[start]
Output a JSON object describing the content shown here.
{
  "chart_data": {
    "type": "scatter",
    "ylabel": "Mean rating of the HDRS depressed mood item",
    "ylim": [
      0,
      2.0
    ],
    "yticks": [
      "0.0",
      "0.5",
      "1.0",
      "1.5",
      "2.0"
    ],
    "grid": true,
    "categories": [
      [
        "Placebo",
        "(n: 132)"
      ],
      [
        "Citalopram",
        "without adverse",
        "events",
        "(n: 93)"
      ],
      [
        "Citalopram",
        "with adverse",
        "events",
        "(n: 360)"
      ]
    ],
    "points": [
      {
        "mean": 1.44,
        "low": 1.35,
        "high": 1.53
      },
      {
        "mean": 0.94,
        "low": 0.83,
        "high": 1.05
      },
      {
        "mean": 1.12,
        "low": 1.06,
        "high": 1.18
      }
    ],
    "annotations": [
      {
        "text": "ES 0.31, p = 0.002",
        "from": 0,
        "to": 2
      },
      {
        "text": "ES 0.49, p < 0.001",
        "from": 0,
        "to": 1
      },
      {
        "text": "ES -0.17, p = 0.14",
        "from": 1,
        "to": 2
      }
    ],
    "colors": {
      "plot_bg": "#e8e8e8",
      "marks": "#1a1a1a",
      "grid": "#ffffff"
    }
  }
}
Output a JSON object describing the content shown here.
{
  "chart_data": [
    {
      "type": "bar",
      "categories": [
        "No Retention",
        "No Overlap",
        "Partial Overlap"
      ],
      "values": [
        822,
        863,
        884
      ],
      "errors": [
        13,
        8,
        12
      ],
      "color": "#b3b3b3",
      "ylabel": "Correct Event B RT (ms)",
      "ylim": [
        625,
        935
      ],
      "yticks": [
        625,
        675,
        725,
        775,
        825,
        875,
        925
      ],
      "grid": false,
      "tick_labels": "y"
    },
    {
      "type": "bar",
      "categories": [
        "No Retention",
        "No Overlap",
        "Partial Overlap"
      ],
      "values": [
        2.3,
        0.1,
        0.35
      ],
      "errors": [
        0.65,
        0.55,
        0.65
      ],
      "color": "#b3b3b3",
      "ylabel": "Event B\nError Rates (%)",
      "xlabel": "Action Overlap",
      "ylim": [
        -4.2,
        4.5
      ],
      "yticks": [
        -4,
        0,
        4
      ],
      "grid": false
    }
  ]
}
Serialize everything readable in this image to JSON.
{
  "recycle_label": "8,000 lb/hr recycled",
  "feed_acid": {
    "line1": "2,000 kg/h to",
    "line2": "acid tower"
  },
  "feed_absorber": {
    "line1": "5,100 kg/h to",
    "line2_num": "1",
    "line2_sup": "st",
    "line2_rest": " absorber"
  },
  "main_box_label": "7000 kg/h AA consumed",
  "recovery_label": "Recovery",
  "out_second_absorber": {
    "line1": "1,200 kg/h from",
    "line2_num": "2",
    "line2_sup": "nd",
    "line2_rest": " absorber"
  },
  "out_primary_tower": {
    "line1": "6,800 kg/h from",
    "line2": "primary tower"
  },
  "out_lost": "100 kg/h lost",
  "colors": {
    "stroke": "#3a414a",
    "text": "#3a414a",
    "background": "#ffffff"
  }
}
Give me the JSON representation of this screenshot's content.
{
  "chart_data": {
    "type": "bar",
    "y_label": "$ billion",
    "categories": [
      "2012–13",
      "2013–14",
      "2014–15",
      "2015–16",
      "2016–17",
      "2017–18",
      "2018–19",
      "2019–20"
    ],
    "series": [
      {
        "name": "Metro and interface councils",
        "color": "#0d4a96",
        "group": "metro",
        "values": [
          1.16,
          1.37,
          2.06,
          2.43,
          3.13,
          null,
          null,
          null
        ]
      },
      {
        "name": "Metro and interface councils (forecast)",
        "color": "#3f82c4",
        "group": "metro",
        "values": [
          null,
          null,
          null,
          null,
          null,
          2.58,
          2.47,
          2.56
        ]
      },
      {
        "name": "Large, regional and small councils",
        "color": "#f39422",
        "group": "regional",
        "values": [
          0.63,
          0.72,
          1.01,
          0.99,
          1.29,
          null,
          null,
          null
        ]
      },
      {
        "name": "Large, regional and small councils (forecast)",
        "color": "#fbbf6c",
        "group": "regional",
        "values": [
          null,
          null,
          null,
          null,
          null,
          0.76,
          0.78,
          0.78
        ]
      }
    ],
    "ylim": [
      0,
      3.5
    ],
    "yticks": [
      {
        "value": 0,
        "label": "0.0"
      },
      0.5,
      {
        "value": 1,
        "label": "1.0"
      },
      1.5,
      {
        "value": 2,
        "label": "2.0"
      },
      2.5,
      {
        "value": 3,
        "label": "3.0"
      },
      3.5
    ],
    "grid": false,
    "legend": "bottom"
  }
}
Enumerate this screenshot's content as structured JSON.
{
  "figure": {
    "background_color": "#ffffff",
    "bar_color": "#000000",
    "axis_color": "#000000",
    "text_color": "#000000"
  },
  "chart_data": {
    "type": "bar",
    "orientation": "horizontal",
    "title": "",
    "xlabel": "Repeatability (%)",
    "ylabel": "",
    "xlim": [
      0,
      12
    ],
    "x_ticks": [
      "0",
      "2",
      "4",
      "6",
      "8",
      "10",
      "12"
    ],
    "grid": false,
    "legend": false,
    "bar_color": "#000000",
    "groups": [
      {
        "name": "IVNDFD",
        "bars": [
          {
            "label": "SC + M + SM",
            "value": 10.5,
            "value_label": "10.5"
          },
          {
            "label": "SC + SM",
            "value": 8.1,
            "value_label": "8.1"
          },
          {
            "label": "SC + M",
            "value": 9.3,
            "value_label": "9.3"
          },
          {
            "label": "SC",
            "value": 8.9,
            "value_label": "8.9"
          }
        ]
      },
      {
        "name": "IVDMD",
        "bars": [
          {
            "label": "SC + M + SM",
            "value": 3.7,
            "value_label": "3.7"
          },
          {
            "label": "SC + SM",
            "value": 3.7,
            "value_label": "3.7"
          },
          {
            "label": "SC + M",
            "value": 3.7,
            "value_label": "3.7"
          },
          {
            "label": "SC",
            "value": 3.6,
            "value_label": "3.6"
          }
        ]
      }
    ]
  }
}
[end]
**EXERCISE INSTRUCTIONS:** Using the records above, list each line that includes "ylabel".

**RESPONSE TO THE EXERCISE:**
    "ylabel": "Mean rating of the HDRS depressed mood item",
      "ylabel": "Correct Event B RT (ms)",
      "ylabel": "Event B\nError Rates (%)",
    "ylabel": "",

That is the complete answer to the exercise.